Data entries

● ● ● ●

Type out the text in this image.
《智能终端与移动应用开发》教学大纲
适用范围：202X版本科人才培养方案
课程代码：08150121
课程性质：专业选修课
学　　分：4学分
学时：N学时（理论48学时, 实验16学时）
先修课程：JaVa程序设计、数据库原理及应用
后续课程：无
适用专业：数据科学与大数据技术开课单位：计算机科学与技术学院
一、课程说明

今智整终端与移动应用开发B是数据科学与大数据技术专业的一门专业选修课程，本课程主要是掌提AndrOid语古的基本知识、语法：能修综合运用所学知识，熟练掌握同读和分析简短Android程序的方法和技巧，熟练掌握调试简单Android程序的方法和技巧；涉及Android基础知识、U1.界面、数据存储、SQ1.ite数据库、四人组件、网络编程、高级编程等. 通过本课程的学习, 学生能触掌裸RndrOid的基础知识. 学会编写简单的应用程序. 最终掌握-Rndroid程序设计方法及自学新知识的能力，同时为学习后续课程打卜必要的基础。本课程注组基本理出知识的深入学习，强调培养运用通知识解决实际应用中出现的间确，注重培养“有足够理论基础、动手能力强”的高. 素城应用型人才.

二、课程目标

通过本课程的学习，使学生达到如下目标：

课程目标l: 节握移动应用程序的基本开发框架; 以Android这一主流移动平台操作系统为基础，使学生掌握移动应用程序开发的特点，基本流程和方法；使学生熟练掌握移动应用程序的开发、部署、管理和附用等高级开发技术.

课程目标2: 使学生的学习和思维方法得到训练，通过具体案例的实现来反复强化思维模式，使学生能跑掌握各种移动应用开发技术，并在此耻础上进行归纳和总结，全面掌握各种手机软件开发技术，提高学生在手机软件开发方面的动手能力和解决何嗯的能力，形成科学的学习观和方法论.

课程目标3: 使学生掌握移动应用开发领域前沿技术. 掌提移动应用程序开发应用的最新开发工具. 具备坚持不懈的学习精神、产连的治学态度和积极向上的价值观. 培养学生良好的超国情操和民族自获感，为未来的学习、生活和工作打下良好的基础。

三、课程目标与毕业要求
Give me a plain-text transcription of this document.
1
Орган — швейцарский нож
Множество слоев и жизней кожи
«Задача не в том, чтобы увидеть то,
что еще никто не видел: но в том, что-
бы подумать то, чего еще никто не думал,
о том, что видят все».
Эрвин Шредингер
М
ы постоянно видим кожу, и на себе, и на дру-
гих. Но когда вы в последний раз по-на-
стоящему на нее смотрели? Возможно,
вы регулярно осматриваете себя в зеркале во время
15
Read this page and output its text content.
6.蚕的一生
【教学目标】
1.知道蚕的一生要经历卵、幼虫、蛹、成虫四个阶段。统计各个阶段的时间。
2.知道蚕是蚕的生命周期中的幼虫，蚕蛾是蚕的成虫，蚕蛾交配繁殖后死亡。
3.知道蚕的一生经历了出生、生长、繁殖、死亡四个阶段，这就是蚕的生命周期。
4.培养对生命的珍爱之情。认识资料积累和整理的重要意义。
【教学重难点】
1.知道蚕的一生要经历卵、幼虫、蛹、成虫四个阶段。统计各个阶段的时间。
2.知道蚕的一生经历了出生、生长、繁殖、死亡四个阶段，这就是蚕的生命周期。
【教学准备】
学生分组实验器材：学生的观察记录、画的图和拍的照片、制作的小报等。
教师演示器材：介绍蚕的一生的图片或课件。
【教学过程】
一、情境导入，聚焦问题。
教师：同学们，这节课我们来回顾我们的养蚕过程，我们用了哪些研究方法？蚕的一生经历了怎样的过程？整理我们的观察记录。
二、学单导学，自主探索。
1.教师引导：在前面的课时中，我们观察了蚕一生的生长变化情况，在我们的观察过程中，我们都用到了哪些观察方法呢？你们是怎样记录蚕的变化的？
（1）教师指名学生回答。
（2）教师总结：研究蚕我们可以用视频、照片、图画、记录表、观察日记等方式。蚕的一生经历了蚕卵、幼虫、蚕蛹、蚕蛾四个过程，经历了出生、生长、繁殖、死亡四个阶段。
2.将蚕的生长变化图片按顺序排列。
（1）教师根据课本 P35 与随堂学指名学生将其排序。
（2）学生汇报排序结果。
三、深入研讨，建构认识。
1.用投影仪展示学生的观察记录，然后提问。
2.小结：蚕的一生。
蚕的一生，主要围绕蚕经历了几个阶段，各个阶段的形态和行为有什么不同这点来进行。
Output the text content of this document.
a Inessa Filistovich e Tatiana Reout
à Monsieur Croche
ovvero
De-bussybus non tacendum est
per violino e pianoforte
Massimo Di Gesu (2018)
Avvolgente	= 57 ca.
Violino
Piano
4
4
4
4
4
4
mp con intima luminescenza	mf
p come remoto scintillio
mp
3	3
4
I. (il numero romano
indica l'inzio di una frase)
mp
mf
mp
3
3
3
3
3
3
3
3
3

● ● ● ●

» **Problem description**: Emit the records above again, exactly, with no line skipped.

» **Written solution**:
Type out the text in this image.
《智能终端与移动应用开发》教学大纲
适用范围：202X版本科人才培养方案
课程代码：08150121
课程性质：专业选修课
学　　分：4学分
学时：N学时（理论48学时, 实验16学时）
先修课程：JaVa程序设计、数据库原理及应用
后续课程：无
适用专业：数据科学与大数据技术开课单位：计算机科学与技术学院
一、课程说明

今智整终端与移动应用开发B是数据科学与大数据技术专业的一门专业选修课程，本课程主要是掌提AndrOid语古的基本知识、语法：能修综合运用所学知识，熟练掌握同读和分析简短Android程序的方法和技巧，熟练掌握调试简单Android程序的方法和技巧；涉及Android基础知识、U1.界面、数据存储、SQ1.ite数据库、四人组件、网络编程、高级编程等. 通过本课程的学习, 学生能触掌裸RndrOid的基础知识. 学会编写简单的应用程序. 最终掌握-Rndroid程序设计方法及自学新知识的能力，同时为学习后续课程打卜必要的基础。本课程注组基本理出知识的深入学习，强调培养运用通知识解决实际应用中出现的间确，注重培养“有足够理论基础、动手能力强”的高. 素城应用型人才.

二、课程目标

通过本课程的学习，使学生达到如下目标：

课程目标l: 节握移动应用程序的基本开发框架; 以Android这一主流移动平台操作系统为基础，使学生掌握移动应用程序开发的特点，基本流程和方法；使学生熟练掌握移动应用程序的开发、部署、管理和附用等高级开发技术.

课程目标2: 使学生的学习和思维方法得到训练，通过具体案例的实现来反复强化思维模式，使学生能跑掌握各种移动应用开发技术，并在此耻础上进行归纳和总结，全面掌握各种手机软件开发技术，提高学生在手机软件开发方面的动手能力和解决何嗯的能力，形成科学的学习观和方法论.

课程目标3: 使学生掌握移动应用开发领域前沿技术. 掌提移动应用程序开发应用的最新开发工具. 具备坚持不懈的学习精神、产连的治学态度和积极向上的价值观. 培养学生良好的超国情操和民族自获感，为未来的学习、生活和工作打下良好的基础。

三、课程目标与毕业要求
Give me a plain-text transcription of this document.
1
Орган — швейцарский нож
Множество слоев и жизней кожи
«Задача не в том, чтобы увидеть то,
что еще никто не видел: но в том, что-
бы подумать то, чего еще никто не думал,
о том, что видят все».
Эрвин Шредингер
М
ы постоянно видим кожу, и на себе, и на дру-
гих. Но когда вы в последний раз по-на-
стоящему на нее смотрели? Возможно,
вы регулярно осматриваете себя в зеркале во время
15
Read this page and output its text content.
6.蚕的一生
【教学目标】
1.知道蚕的一生要经历卵、幼虫、蛹、成虫四个阶段。统计各个阶段的时间。
2.知道蚕是蚕的生命周期中的幼虫，蚕蛾是蚕的成虫，蚕蛾交配繁殖后死亡。
3.知道蚕的一生经历了出生、生长、繁殖、死亡四个阶段，这就是蚕的生命周期。
4.培养对生命的珍爱之情。认识资料积累和整理的重要意义。
【教学重难点】
1.知道蚕的一生要经历卵、幼虫、蛹、成虫四个阶段。统计各个阶段的时间。
2.知道蚕的一生经历了出生、生长、繁殖、死亡四个阶段，这就是蚕的生命周期。
【教学准备】
学生分组实验器材：学生的观察记录、画的图和拍的照片、制作的小报等。
教师演示器材：介绍蚕的一生的图片或课件。
【教学过程】
一、情境导入，聚焦问题。
教师：同学们，这节课我们来回顾我们的养蚕过程，我们用了哪些研究方法？蚕的一生经历了怎样的过程？整理我们的观察记录。
二、学单导学，自主探索。
1.教师引导：在前面的课时中，我们观察了蚕一生的生长变化情况，在我们的观察过程中，我们都用到了哪些观察方法呢？你们是怎样记录蚕的变化的？
（1）教师指名学生回答。
（2）教师总结：研究蚕我们可以用视频、照片、图画、记录表、观察日记等方式。蚕的一生经历了蚕卵、幼虫、蚕蛹、蚕蛾四个过程，经历了出生、生长、繁殖、死亡四个阶段。
2.将蚕的生长变化图片按顺序排列。
（1）教师根据课本 P35 与随堂学指名学生将其排序。
（2）学生汇报排序结果。
三、深入研讨，建构认识。
1.用投影仪展示学生的观察记录，然后提问。
2.小结：蚕的一生。
蚕的一生，主要围绕蚕经历了几个阶段，各个阶段的形态和行为有什么不同这点来进行。
Output the text content of this document.
a Inessa Filistovich e Tatiana Reout
à Monsieur Croche
ovvero
De-bussybus non tacendum est
per violino e pianoforte
Massimo Di Gesu (2018)
Avvolgente	= 57 ca.
Violino
Piano
4
4
4
4
4
4
mp con intima luminescenza	mf
p come remoto scintillio
mp
3	3
4
I. (il numero romano
indica l'inzio di una frase)
mp
mf
mp
3
3
3
3
3
3
3
3
3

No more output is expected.